Required work: Repeat the records below exactly as they appear.

[Dataset records]
>> Begin
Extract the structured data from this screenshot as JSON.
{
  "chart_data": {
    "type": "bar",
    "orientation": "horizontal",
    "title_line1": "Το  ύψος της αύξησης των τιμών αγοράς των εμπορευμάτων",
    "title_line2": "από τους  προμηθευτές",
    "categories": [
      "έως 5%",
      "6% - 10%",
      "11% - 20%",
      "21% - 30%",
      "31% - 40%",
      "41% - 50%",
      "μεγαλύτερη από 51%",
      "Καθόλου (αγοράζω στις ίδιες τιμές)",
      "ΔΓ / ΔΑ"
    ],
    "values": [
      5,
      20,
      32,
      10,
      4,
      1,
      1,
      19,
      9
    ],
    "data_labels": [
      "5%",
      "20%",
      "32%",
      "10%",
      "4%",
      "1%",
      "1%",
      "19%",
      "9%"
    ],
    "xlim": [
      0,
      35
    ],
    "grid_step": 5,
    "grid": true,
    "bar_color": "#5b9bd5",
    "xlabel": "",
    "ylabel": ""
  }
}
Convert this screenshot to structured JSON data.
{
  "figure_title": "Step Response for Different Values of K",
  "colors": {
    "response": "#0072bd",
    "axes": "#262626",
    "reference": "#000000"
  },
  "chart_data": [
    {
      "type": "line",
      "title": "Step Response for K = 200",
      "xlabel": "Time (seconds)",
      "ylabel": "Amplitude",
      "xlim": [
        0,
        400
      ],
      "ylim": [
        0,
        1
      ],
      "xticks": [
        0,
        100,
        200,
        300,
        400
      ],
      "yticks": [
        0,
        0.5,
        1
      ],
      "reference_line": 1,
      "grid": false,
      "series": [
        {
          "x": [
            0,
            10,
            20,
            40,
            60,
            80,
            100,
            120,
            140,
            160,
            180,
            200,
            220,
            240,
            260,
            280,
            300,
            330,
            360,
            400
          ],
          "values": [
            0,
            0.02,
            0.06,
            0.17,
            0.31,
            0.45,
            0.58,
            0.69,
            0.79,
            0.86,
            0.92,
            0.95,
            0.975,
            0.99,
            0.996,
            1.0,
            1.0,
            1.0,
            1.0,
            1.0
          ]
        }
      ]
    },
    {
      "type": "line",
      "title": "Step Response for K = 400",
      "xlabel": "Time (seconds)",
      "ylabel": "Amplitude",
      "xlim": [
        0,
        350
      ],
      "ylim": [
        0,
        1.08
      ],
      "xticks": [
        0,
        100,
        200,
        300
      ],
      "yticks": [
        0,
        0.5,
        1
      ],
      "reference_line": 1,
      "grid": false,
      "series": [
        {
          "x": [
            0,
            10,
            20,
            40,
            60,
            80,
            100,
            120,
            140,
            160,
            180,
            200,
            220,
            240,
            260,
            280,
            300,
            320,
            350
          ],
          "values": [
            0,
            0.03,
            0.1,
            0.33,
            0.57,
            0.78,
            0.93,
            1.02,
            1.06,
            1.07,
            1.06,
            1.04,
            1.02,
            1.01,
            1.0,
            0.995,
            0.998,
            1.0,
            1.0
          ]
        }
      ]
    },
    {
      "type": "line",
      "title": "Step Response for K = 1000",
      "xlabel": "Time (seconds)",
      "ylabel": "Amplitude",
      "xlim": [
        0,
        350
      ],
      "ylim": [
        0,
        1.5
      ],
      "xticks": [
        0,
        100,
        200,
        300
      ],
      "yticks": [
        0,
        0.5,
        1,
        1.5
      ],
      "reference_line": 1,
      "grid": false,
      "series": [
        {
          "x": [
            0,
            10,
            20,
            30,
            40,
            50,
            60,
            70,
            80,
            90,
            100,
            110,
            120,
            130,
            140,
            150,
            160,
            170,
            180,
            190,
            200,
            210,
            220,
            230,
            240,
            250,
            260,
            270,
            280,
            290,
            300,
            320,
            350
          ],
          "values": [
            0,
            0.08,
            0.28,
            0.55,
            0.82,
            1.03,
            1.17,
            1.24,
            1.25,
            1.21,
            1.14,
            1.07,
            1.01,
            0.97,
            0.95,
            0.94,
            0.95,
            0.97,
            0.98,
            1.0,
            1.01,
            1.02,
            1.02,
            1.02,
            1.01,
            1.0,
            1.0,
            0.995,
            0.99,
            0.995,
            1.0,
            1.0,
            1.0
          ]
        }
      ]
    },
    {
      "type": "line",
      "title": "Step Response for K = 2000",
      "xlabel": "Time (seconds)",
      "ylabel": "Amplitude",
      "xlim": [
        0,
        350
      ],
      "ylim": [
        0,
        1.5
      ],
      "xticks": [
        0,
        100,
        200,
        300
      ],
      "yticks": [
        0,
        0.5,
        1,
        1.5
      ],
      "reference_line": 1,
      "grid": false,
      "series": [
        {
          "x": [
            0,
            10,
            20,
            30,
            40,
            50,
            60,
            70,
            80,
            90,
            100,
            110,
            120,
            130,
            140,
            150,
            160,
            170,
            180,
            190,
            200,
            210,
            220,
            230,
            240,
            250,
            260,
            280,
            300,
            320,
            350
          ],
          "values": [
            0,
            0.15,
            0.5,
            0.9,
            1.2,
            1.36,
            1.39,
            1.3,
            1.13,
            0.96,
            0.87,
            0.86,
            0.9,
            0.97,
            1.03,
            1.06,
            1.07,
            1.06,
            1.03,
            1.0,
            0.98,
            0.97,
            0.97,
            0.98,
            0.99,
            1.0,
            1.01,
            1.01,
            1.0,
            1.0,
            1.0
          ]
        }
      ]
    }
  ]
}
>> End
Answer to the task:
Extract the structured data from this screenshot as JSON.
{
  "chart_data": {
    "type": "bar",
    "orientation": "horizontal",
    "title_line1": "Το  ύψος της αύξησης των τιμών αγοράς των εμπορευμάτων",
    "title_line2": "από τους  προμηθευτές",
    "categories": [
      "έως 5%",
      "6% - 10%",
      "11% - 20%",
      "21% - 30%",
      "31% - 40%",
      "41% - 50%",
      "μεγαλύτερη από 51%",
      "Καθόλου (αγοράζω στις ίδιες τιμές)",
      "ΔΓ / ΔΑ"
    ],
    "values": [
      5,
      20,
      32,
      10,
      4,
      1,
      1,
      19,
      9
    ],
    "data_labels": [
      "5%",
      "20%",
      "32%",
      "10%",
      "4%",
      "1%",
      "1%",
      "19%",
      "9%"
    ],
    "xlim": [
      0,
      35
    ],
    "grid_step": 5,
    "grid": true,
    "bar_color": "#5b9bd5",
    "xlabel": "",
    "ylabel": ""
  }
}
Convert this screenshot to structured JSON data.
{
  "figure_title": "Step Response for Different Values of K",
  "colors": {
    "response": "#0072bd",
    "axes": "#262626",
    "reference": "#000000"
  },
  "chart_data": [
    {
      "type": "line",
      "title": "Step Response for K = 200",
      "xlabel": "Time (seconds)",
      "ylabel": "Amplitude",
      "xlim": [
        0,
        400
      ],
      "ylim": [
        0,
        1
      ],
      "xticks": [
        0,
        100,
        200,
        300,
        400
      ],
      "yticks": [
        0,
        0.5,
        1
      ],
      "reference_line": 1,
      "grid": false,
      "series": [
        {
          "x": [
            0,
            10,
            20,
            40,
            60,
            80,
            100,
            120,
            140,
            160,
            180,
            200,
            220,
            240,
            260,
            280,
            300,
            330,
            360,
            400
          ],
          "values": [
            0,
            0.02,
            0.06,
            0.17,
            0.31,
            0.45,
            0.58,
            0.69,
            0.79,
            0.86,
            0.92,
            0.95,
            0.975,
            0.99,
            0.996,
            1.0,
            1.0,
            1.0,
            1.0,
            1.0
          ]
        }
      ]
    },
    {
      "type": "line",
      "title": "Step Response for K = 400",
      "xlabel": "Time (seconds)",
      "ylabel": "Amplitude",
      "xlim": [
        0,
        350
      ],
      "ylim": [
        0,
        1.08
      ],
      "xticks": [
        0,
        100,
        200,
        300
      ],
      "yticks": [
        0,
        0.5,
        1
      ],
      "reference_line": 1,
      "grid": false,
      "series": [
        {
          "x": [
            0,
            10,
            20,
            40,
            60,
            80,
            100,
            120,
            140,
            160,
            180,
            200,
            220,
            240,
            260,
            280,
            300,
            320,
            350
          ],
          "values": [
            0,
            0.03,
            0.1,
            0.33,
            0.57,
            0.78,
            0.93,
            1.02,
            1.06,
            1.07,
            1.06,
            1.04,
            1.02,
            1.01,
            1.0,
            0.995,
            0.998,
            1.0,
            1.0
          ]
        }
      ]
    },
    {
      "type": "line",
      "title": "Step Response for K = 1000",
      "xlabel": "Time (seconds)",
      "ylabel": "Amplitude",
      "xlim": [
        0,
        350
      ],
      "ylim": [
        0,
        1.5
      ],
      "xticks": [
        0,
        100,
        200,
        300
      ],
      "yticks": [
        0,
        0.5,
        1,
        1.5
      ],
      "reference_line": 1,
      "grid": false,
      "series": [
        {
          "x": [
            0,
            10,
            20,
            30,
            40,
            50,
            60,
            70,
            80,
            90,
            100,
            110,
            120,
            130,
            140,
            150,
            160,
            170,
            180,
            190,
            200,
            210,
            220,
            230,
            240,
            250,
            260,
            270,
            280,
            290,
            300,
            320,
            350
          ],
          "values": [
            0,
            0.08,
            0.28,
            0.55,
            0.82,
            1.03,
            1.17,
            1.24,
            1.25,
            1.21,
            1.14,
            1.07,
            1.01,
            0.97,
            0.95,
            0.94,
            0.95,
            0.97,
            0.98,
            1.0,
            1.01,
            1.02,
            1.02,
            1.02,
            1.01,
            1.0,
            1.0,
            0.995,
            0.99,
            0.995,
            1.0,
            1.0,
            1.0
          ]
        }
      ]
    },
    {
      "type": "line",
      "title": "Step Response for K = 2000",
      "xlabel": "Time (seconds)",
      "ylabel": "Amplitude",
      "xlim": [
        0,
        350
      ],
      "ylim": [
        0,
        1.5
      ],
      "xticks": [
        0,
        100,
        200,
        300
      ],
      "yticks": [
        0,
        0.5,
        1,
        1.5
      ],
      "reference_line": 1,
      "grid": false,
      "series": [
        {
          "x": [
            0,
            10,
            20,
            30,
            40,
            50,
            60,
            70,
            80,
            90,
            100,
            110,
            120,
            130,
            140,
            150,
            160,
            170,
            180,
            190,
            200,
            210,
            220,
            230,
            240,
            250,
            260,
            280,
            300,
            320,
            350
          ],
          "values": [
            0,
            0.15,
            0.5,
            0.9,
            1.2,
            1.36,
            1.39,
            1.3,
            1.13,
            0.96,
            0.87,
            0.86,
            0.9,
            0.97,
            1.03,
            1.06,
            1.07,
            1.06,
            1.03,
            1.0,
            0.98,
            0.97,
            0.97,
            0.98,
            0.99,
            1.0,
            1.01,
            1.01,
            1.0,
            1.0,
            1.0
          ]
        }
      ]
    }
  ]
}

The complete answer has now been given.